[Begin]

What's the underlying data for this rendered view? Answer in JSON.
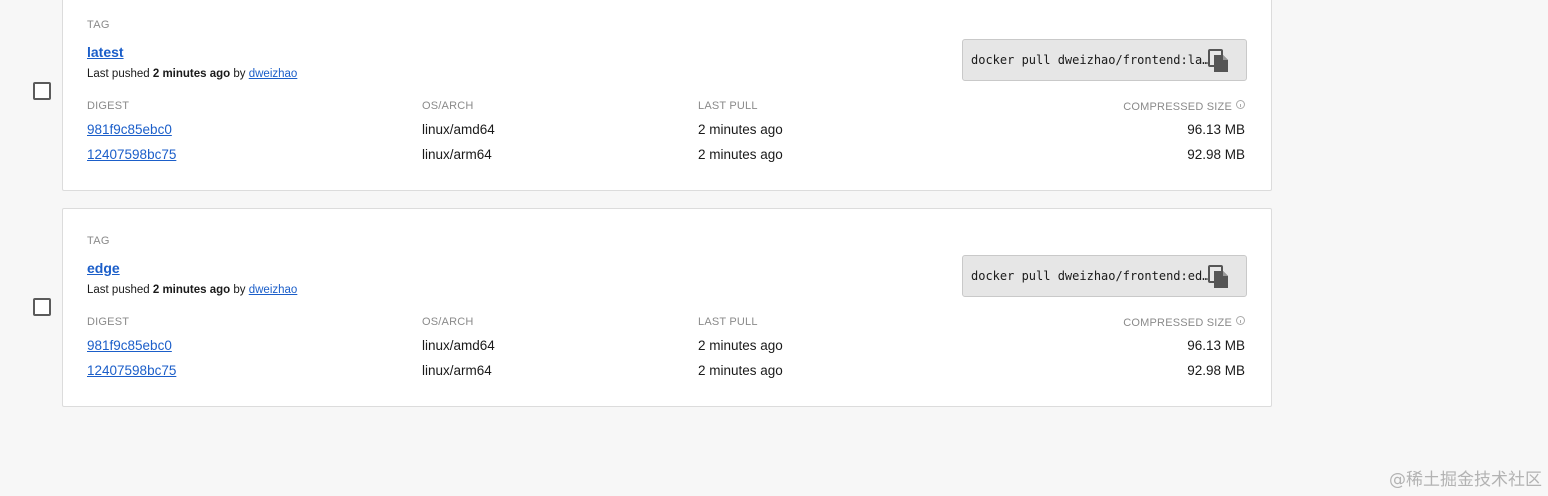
{
  "tags": [
    {
      "section_label": "TAG",
      "name": "latest",
      "pushed_prefix": "Last pushed ",
      "pushed_time": "2 minutes ago",
      "pushed_by_word": " by ",
      "pushed_by": "dweizhao",
      "pull_command": "docker pull dweizhao/frontend:latest",
      "headers": {
        "digest": "DIGEST",
        "os_arch": "OS/ARCH",
        "last_pull": "LAST PULL",
        "size": "COMPRESSED SIZE"
      },
      "rows": [
        {
          "digest": "981f9c85ebc0",
          "os_arch": "linux/amd64",
          "last_pull": "2 minutes ago",
          "size": "96.13 MB"
        },
        {
          "digest": "12407598bc75",
          "os_arch": "linux/arm64",
          "last_pull": "2 minutes ago",
          "size": "92.98 MB"
        }
      ]
    },
    {
      "section_label": "TAG",
      "name": "edge",
      "pushed_prefix": "Last pushed ",
      "pushed_time": "2 minutes ago",
      "pushed_by_word": " by ",
      "pushed_by": "dweizhao",
      "pull_command": "docker pull dweizhao/frontend:edge",
      "headers": {
        "digest": "DIGEST",
        "os_arch": "OS/ARCH",
        "last_pull": "LAST PULL",
        "size": "COMPRESSED SIZE"
      },
      "rows": [
        {
          "digest": "981f9c85ebc0",
          "os_arch": "linux/amd64",
          "last_pull": "2 minutes ago",
          "size": "96.13 MB"
        },
        {
          "digest": "12407598bc75",
          "os_arch": "linux/arm64",
          "last_pull": "2 minutes ago",
          "size": "92.98 MB"
        }
      ]
    }
  ],
  "watermark": "@稀土掘金技术社区",
  "icons": {
    "copy": "copy-icon",
    "info": "info-icon"
  }
}
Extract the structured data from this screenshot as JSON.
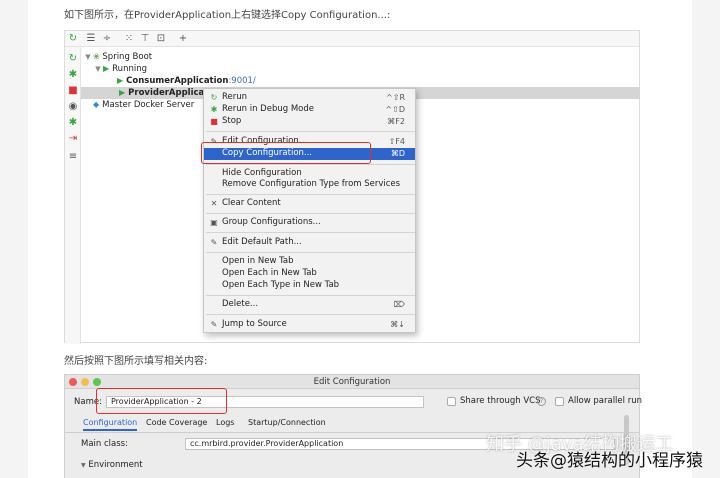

[End]

◆ Problem to work on: Give the number of lines in the listing above that hold the string "docker", with nothing else.

◆ Task solution: 2